Return the whole listing, keeping every character the same.
□ □ □ □
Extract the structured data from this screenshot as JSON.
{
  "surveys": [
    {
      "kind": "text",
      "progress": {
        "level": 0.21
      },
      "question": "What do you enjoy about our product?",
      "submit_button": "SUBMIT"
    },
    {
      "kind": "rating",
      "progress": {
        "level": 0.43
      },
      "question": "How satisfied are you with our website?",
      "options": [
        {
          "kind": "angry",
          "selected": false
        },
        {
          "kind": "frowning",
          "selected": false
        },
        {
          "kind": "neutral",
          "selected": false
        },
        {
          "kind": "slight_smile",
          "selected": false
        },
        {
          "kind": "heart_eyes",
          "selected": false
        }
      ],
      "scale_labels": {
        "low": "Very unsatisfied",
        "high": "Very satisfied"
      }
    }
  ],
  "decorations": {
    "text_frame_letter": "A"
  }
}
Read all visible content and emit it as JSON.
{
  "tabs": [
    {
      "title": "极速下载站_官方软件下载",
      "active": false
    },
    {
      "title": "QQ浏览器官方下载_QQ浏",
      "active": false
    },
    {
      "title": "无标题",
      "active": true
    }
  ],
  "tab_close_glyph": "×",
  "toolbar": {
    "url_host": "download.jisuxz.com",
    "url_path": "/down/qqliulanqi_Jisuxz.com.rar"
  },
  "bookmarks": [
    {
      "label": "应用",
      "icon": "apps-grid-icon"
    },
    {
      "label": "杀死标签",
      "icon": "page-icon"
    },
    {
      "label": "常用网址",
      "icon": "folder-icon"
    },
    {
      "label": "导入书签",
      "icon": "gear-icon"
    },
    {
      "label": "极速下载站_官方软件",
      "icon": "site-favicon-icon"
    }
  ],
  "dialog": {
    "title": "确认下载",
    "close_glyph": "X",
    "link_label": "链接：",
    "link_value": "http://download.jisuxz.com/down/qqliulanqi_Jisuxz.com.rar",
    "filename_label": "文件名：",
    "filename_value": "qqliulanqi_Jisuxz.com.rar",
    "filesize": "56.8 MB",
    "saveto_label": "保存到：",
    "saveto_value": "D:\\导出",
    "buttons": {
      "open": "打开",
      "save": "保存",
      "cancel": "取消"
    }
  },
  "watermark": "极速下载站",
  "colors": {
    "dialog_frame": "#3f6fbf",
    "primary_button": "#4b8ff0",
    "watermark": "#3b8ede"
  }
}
□ □ □ □
◆ **Reply to the task**
Extract the structured data from this screenshot as JSON.
{
  "surveys": [
    {
      "kind": "text",
      "progress": {
        "level": 0.21
      },
      "question": "What do you enjoy about our product?",
      "submit_button": "SUBMIT"
    },
    {
      "kind": "rating",
      "progress": {
        "level": 0.43
      },
      "question": "How satisfied are you with our website?",
      "options": [
        {
          "kind": "angry",
          "selected": false
        },
        {
          "kind": "frowning",
          "selected": false
        },
        {
          "kind": "neutral",
          "selected": false
        },
        {
          "kind": "slight_smile",
          "selected": false
        },
        {
          "kind": "heart_eyes",
          "selected": false
        }
      ],
      "scale_labels": {
        "low": "Very unsatisfied",
        "high": "Very satisfied"
      }
    }
  ],
  "decorations": {
    "text_frame_letter": "A"
  }
}
Read all visible content and emit it as JSON.
{
  "tabs": [
    {
      "title": "极速下载站_官方软件下载",
      "active": false
    },
    {
      "title": "QQ浏览器官方下载_QQ浏",
      "active": false
    },
    {
      "title": "无标题",
      "active": true
    }
  ],
  "tab_close_glyph": "×",
  "toolbar": {
    "url_host": "download.jisuxz.com",
    "url_path": "/down/qqliulanqi_Jisuxz.com.rar"
  },
  "bookmarks": [
    {
      "label": "应用",
      "icon": "apps-grid-icon"
    },
    {
      "label": "杀死标签",
      "icon": "page-icon"
    },
    {
      "label": "常用网址",
      "icon": "folder-icon"
    },
    {
      "label": "导入书签",
      "icon": "gear-icon"
    },
    {
      "label": "极速下载站_官方软件",
      "icon": "site-favicon-icon"
    }
  ],
  "dialog": {
    "title": "确认下载",
    "close_glyph": "X",
    "link_label": "链接：",
    "link_value": "http://download.jisuxz.com/down/qqliulanqi_Jisuxz.com.rar",
    "filename_label": "文件名：",
    "filename_value": "qqliulanqi_Jisuxz.com.rar",
    "filesize": "56.8 MB",
    "saveto_label": "保存到：",
    "saveto_value": "D:\\导出",
    "buttons": {
      "open": "打开",
      "save": "保存",
      "cancel": "取消"
    }
  },
  "watermark": "极速下载站",
  "colors": {
    "dialog_frame": "#3f6fbf",
    "primary_button": "#4b8ff0",
    "watermark": "#3b8ede"
  }
}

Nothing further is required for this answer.